⟨

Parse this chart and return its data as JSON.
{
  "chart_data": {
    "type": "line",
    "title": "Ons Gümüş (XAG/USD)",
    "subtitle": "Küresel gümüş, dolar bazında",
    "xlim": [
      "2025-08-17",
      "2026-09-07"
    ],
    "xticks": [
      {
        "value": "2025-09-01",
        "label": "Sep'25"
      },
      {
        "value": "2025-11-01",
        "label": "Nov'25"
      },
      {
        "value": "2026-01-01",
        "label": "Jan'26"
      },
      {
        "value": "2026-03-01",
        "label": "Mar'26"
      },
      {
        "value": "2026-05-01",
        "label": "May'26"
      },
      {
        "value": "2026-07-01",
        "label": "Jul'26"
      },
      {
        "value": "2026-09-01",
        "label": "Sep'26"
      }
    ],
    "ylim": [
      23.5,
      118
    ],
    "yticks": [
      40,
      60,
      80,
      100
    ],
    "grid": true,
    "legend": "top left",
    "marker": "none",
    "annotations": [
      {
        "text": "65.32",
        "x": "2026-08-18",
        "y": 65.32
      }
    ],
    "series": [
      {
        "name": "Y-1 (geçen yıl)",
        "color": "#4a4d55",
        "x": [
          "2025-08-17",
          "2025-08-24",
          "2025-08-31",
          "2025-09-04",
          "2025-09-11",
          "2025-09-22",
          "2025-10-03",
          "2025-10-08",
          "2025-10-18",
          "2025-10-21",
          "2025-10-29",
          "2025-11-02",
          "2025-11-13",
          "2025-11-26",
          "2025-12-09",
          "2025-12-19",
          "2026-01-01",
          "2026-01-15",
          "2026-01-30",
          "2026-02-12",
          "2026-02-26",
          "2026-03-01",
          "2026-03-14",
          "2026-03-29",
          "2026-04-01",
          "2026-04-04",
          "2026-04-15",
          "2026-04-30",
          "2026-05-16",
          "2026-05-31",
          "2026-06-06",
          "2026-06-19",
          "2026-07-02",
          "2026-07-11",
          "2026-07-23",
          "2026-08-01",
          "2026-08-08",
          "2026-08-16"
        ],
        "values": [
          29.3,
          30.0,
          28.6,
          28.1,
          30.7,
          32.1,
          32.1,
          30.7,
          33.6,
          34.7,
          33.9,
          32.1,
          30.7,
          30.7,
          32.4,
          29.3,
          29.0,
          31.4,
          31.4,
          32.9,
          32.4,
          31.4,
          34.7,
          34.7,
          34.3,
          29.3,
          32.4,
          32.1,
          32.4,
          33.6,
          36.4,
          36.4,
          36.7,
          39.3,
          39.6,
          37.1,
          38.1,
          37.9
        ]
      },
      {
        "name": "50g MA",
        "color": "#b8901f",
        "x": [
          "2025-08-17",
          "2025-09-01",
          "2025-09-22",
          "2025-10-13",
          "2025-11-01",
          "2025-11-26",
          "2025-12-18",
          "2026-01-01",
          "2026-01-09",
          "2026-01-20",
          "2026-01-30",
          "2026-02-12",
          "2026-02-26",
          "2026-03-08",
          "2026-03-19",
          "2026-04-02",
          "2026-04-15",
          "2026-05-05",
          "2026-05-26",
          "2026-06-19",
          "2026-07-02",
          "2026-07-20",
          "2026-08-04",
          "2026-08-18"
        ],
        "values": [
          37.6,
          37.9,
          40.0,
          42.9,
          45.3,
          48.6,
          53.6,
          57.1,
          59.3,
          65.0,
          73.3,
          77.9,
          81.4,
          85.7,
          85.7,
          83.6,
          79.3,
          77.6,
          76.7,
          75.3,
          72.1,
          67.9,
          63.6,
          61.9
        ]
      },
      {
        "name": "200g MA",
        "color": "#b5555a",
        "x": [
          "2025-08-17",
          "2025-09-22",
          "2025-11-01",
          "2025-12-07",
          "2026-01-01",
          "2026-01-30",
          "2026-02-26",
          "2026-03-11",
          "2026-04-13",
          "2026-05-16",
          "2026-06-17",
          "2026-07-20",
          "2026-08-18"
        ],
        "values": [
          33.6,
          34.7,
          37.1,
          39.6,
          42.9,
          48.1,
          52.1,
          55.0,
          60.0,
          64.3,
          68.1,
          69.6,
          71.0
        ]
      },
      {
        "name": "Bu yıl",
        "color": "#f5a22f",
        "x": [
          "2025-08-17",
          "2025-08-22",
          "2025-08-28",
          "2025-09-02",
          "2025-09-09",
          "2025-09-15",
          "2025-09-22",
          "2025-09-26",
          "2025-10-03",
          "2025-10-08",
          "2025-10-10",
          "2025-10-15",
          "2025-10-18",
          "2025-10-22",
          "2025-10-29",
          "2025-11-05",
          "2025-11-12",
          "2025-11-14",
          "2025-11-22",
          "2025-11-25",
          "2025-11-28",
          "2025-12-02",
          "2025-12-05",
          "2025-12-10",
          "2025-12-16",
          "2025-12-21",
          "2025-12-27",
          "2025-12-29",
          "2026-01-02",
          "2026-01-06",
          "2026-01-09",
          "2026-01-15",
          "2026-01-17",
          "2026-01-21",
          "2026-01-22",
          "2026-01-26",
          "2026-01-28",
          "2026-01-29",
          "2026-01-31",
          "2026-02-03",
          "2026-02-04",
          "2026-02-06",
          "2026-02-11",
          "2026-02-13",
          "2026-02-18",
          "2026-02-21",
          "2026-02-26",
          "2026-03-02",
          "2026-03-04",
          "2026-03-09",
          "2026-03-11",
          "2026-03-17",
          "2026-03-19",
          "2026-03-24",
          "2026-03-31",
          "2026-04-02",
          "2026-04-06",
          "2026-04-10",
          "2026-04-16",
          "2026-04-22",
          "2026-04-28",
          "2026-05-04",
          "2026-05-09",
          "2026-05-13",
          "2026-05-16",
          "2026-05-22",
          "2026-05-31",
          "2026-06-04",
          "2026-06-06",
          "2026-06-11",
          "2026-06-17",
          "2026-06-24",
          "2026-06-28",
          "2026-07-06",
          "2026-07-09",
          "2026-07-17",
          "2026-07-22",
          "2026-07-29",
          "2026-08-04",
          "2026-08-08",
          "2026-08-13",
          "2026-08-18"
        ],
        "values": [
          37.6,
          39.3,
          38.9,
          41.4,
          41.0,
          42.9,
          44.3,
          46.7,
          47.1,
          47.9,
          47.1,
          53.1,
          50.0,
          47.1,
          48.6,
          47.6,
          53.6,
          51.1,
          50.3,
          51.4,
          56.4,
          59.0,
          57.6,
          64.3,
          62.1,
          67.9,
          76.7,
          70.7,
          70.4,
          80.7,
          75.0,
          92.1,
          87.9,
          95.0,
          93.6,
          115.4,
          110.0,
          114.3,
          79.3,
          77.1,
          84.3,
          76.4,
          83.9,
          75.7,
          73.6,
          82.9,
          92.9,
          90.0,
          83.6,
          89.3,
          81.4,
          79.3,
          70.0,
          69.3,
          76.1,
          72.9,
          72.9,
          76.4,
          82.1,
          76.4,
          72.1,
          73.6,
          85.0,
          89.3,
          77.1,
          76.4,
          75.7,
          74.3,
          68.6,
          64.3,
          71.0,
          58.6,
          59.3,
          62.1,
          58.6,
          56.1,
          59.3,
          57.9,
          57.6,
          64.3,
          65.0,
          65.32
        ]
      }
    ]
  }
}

⟩

• **Given problem**
Locate all lines that include the word "color" and copy them out.

• **Solved problem**
        "color": "#4a4d55",
        "color": "#b8901f",
        "color": "#b5555a",
        "color": "#f5a22f",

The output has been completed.